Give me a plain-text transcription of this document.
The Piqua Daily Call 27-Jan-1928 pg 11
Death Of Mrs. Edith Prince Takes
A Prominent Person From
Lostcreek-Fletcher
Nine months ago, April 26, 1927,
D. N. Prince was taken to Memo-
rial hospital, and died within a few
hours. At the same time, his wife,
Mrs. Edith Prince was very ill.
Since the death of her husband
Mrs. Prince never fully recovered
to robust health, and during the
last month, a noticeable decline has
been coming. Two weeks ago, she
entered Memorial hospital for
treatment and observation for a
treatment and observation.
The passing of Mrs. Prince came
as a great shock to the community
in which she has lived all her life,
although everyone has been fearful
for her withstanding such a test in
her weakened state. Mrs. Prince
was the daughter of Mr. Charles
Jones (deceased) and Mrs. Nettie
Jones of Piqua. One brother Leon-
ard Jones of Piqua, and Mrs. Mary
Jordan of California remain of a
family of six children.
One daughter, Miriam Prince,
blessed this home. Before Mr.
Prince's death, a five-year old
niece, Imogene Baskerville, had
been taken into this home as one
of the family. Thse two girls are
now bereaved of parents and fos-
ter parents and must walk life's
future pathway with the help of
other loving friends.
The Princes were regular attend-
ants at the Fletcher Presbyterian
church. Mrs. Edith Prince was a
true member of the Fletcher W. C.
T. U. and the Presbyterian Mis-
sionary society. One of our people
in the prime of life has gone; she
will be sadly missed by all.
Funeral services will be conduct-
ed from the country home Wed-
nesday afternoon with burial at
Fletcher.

==

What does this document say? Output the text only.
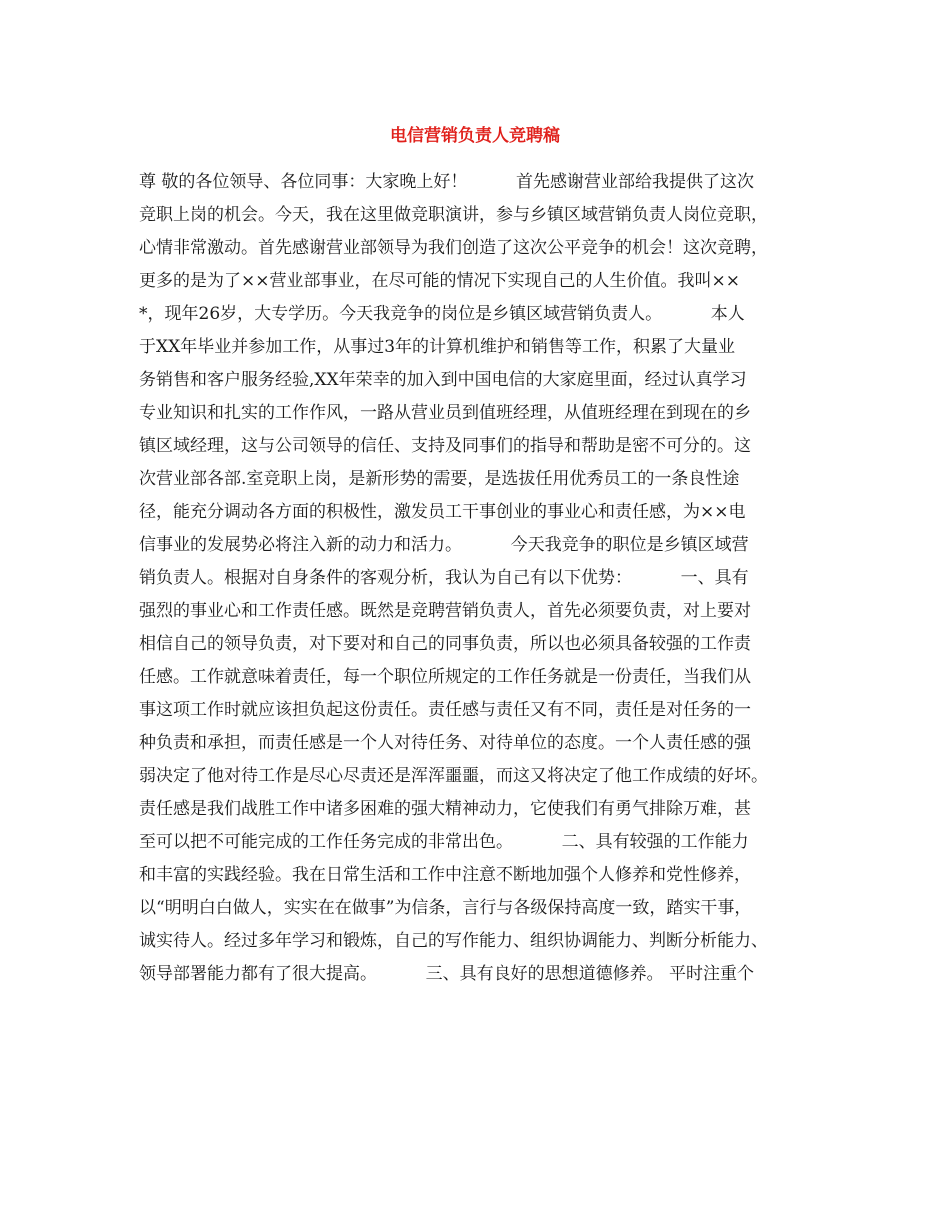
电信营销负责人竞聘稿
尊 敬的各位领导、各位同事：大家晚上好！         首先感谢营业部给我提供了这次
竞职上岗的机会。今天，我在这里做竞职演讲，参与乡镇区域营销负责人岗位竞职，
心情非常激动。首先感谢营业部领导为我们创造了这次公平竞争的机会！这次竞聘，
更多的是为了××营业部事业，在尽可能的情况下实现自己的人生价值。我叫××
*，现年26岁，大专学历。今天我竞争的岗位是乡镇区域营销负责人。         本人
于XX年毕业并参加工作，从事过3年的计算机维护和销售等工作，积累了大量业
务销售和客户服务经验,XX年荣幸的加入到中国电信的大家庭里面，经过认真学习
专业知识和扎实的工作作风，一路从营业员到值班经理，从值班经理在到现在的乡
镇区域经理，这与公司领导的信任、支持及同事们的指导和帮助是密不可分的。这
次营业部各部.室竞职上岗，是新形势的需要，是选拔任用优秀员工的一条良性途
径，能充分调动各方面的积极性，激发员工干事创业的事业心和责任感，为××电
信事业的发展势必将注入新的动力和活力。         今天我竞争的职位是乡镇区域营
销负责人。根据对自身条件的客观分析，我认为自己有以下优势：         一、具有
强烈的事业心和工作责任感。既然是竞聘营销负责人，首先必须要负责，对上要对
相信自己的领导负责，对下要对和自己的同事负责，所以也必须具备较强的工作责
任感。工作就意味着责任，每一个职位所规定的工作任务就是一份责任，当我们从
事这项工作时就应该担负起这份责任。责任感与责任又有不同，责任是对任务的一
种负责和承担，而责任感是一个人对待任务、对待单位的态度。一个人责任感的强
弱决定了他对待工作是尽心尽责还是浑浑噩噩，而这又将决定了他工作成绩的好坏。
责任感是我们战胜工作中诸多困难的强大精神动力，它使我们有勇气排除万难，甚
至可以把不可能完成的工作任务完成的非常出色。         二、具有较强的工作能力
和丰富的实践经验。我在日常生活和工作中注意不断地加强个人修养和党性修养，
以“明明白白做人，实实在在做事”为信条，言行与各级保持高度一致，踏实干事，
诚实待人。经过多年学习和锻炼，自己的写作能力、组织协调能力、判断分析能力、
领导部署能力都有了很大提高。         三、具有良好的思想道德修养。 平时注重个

---

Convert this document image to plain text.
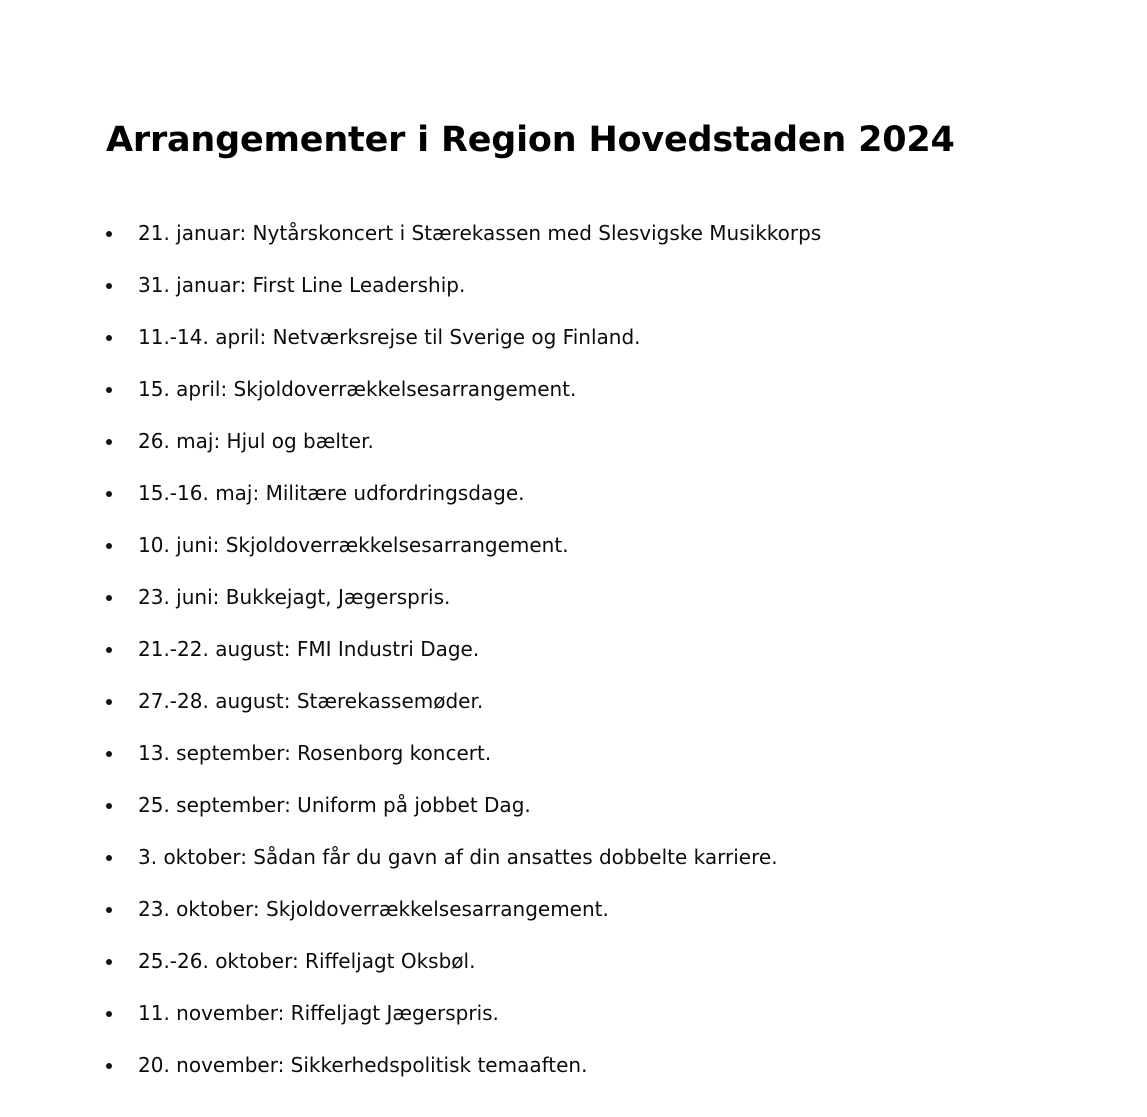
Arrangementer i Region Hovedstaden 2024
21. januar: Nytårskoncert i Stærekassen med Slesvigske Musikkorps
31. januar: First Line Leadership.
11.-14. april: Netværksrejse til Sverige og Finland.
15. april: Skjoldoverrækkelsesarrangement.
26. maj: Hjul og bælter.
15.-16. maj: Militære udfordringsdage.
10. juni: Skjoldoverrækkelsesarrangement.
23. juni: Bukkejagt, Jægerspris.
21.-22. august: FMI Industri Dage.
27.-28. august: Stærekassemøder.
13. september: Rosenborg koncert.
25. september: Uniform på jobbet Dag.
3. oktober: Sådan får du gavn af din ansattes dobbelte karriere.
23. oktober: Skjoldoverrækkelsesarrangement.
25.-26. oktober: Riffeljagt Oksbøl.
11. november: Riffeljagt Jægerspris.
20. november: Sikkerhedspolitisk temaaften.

WHAT IS ASKED:
Using the records above, select and copy every line that has the word "daughter".

EXPECTED OUTPUT:
was the daughter of Mr. Charles
One daughter, Miriam Prince,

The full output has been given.